BEGIN

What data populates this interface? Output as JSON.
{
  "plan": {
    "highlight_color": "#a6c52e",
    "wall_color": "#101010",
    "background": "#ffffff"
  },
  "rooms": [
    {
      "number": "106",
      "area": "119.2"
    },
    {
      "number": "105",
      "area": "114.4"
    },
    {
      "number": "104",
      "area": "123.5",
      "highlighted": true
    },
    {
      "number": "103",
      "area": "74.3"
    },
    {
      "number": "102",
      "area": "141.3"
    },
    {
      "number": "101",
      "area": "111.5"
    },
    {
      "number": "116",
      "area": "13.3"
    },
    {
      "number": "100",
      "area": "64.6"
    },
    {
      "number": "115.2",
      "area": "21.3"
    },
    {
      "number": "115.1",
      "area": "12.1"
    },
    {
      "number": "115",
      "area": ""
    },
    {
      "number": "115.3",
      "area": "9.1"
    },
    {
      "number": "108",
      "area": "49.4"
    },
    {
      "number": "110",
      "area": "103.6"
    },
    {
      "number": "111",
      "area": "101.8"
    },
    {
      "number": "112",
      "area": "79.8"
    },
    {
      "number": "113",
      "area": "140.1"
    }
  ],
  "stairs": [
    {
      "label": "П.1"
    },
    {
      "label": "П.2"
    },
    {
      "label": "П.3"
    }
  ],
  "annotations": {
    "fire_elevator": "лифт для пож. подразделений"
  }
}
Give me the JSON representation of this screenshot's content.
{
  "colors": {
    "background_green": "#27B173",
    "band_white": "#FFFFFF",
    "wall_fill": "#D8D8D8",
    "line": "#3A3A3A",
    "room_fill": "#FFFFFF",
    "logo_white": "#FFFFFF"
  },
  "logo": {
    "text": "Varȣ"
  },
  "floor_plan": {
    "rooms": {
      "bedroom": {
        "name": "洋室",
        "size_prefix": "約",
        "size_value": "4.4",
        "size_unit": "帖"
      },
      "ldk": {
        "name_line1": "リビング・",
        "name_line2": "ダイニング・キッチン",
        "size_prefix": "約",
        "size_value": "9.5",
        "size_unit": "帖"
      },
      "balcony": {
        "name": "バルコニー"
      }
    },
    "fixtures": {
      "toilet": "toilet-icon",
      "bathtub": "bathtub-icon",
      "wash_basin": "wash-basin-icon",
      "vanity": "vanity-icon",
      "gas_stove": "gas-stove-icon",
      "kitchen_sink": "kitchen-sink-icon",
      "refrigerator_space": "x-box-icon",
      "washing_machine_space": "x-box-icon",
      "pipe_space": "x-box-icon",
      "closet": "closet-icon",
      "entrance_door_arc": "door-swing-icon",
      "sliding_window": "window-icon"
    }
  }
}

END

# Objective:
From the first line to the last, please quote the material above exactly.

# Task result:
What data populates this interface? Output as JSON.
{
  "plan": {
    "highlight_color": "#a6c52e",
    "wall_color": "#101010",
    "background": "#ffffff"
  },
  "rooms": [
    {
      "number": "106",
      "area": "119.2"
    },
    {
      "number": "105",
      "area": "114.4"
    },
    {
      "number": "104",
      "area": "123.5",
      "highlighted": true
    },
    {
      "number": "103",
      "area": "74.3"
    },
    {
      "number": "102",
      "area": "141.3"
    },
    {
      "number": "101",
      "area": "111.5"
    },
    {
      "number": "116",
      "area": "13.3"
    },
    {
      "number": "100",
      "area": "64.6"
    },
    {
      "number": "115.2",
      "area": "21.3"
    },
    {
      "number": "115.1",
      "area": "12.1"
    },
    {
      "number": "115",
      "area": ""
    },
    {
      "number": "115.3",
      "area": "9.1"
    },
    {
      "number": "108",
      "area": "49.4"
    },
    {
      "number": "110",
      "area": "103.6"
    },
    {
      "number": "111",
      "area": "101.8"
    },
    {
      "number": "112",
      "area": "79.8"
    },
    {
      "number": "113",
      "area": "140.1"
    }
  ],
  "stairs": [
    {
      "label": "П.1"
    },
    {
      "label": "П.2"
    },
    {
      "label": "П.3"
    }
  ],
  "annotations": {
    "fire_elevator": "лифт для пож. подразделений"
  }
}
Give me the JSON representation of this screenshot's content.
{
  "colors": {
    "background_green": "#27B173",
    "band_white": "#FFFFFF",
    "wall_fill": "#D8D8D8",
    "line": "#3A3A3A",
    "room_fill": "#FFFFFF",
    "logo_white": "#FFFFFF"
  },
  "logo": {
    "text": "Varȣ"
  },
  "floor_plan": {
    "rooms": {
      "bedroom": {
        "name": "洋室",
        "size_prefix": "約",
        "size_value": "4.4",
        "size_unit": "帖"
      },
      "ldk": {
        "name_line1": "リビング・",
        "name_line2": "ダイニング・キッチン",
        "size_prefix": "約",
        "size_value": "9.5",
        "size_unit": "帖"
      },
      "balcony": {
        "name": "バルコニー"
      }
    },
    "fixtures": {
      "toilet": "toilet-icon",
      "bathtub": "bathtub-icon",
      "wash_basin": "wash-basin-icon",
      "vanity": "vanity-icon",
      "gas_stove": "gas-stove-icon",
      "kitchen_sink": "kitchen-sink-icon",
      "refrigerator_space": "x-box-icon",
      "washing_machine_space": "x-box-icon",
      "pipe_space": "x-box-icon",
      "closet": "closet-icon",
      "entrance_door_arc": "door-swing-icon",
      "sliding_window": "window-icon"
    }
  }
}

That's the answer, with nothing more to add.